→ **Problem statement**
Output every record word for word.

→ **Records supplied**
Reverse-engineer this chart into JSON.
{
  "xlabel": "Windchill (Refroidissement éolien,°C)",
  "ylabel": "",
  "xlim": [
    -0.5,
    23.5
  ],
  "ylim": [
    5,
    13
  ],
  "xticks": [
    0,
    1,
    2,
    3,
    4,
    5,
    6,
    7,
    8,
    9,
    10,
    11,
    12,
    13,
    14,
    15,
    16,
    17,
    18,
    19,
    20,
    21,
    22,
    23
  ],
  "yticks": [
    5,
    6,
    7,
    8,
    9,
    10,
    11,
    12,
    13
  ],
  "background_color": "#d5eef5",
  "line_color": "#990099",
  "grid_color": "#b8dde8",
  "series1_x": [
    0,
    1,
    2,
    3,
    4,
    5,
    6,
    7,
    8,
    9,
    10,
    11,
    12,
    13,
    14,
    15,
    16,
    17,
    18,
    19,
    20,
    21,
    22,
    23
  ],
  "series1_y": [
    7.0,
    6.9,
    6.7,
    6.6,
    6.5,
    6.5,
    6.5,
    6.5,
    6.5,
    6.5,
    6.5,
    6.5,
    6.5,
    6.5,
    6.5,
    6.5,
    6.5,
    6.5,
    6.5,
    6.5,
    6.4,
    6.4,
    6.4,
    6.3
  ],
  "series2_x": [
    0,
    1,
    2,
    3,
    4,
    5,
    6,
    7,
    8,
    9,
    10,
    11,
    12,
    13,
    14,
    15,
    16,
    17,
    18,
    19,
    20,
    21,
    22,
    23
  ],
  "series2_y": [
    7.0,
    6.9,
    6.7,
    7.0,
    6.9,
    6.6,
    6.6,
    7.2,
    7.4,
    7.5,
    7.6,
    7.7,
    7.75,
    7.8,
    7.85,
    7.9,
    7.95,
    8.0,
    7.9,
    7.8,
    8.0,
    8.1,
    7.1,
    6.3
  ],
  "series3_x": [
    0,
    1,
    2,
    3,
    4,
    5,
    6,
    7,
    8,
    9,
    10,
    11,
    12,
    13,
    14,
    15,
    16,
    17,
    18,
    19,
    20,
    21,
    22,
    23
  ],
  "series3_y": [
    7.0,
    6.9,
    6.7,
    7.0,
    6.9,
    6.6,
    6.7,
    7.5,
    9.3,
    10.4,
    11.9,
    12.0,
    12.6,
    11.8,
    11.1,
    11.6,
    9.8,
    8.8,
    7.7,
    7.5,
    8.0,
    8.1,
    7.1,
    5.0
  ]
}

→ **Output of the task**
Reverse-engineer this chart into JSON.
{
  "xlabel": "Windchill (Refroidissement éolien,°C)",
  "ylabel": "",
  "xlim": [
    -0.5,
    23.5
  ],
  "ylim": [
    5,
    13
  ],
  "xticks": [
    0,
    1,
    2,
    3,
    4,
    5,
    6,
    7,
    8,
    9,
    10,
    11,
    12,
    13,
    14,
    15,
    16,
    17,
    18,
    19,
    20,
    21,
    22,
    23
  ],
  "yticks": [
    5,
    6,
    7,
    8,
    9,
    10,
    11,
    12,
    13
  ],
  "background_color": "#d5eef5",
  "line_color": "#990099",
  "grid_color": "#b8dde8",
  "series1_x": [
    0,
    1,
    2,
    3,
    4,
    5,
    6,
    7,
    8,
    9,
    10,
    11,
    12,
    13,
    14,
    15,
    16,
    17,
    18,
    19,
    20,
    21,
    22,
    23
  ],
  "series1_y": [
    7.0,
    6.9,
    6.7,
    6.6,
    6.5,
    6.5,
    6.5,
    6.5,
    6.5,
    6.5,
    6.5,
    6.5,
    6.5,
    6.5,
    6.5,
    6.5,
    6.5,
    6.5,
    6.5,
    6.5,
    6.4,
    6.4,
    6.4,
    6.3
  ],
  "series2_x": [
    0,
    1,
    2,
    3,
    4,
    5,
    6,
    7,
    8,
    9,
    10,
    11,
    12,
    13,
    14,
    15,
    16,
    17,
    18,
    19,
    20,
    21,
    22,
    23
  ],
  "series2_y": [
    7.0,
    6.9,
    6.7,
    7.0,
    6.9,
    6.6,
    6.6,
    7.2,
    7.4,
    7.5,
    7.6,
    7.7,
    7.75,
    7.8,
    7.85,
    7.9,
    7.95,
    8.0,
    7.9,
    7.8,
    8.0,
    8.1,
    7.1,
    6.3
  ],
  "series3_x": [
    0,
    1,
    2,
    3,
    4,
    5,
    6,
    7,
    8,
    9,
    10,
    11,
    12,
    13,
    14,
    15,
    16,
    17,
    18,
    19,
    20,
    21,
    22,
    23
  ],
  "series3_y": [
    7.0,
    6.9,
    6.7,
    7.0,
    6.9,
    6.6,
    6.7,
    7.5,
    9.3,
    10.4,
    11.9,
    12.0,
    12.6,
    11.8,
    11.1,
    11.6,
    9.8,
    8.8,
    7.7,
    7.5,
    8.0,
    8.1,
    7.1,
    5.0
  ]
}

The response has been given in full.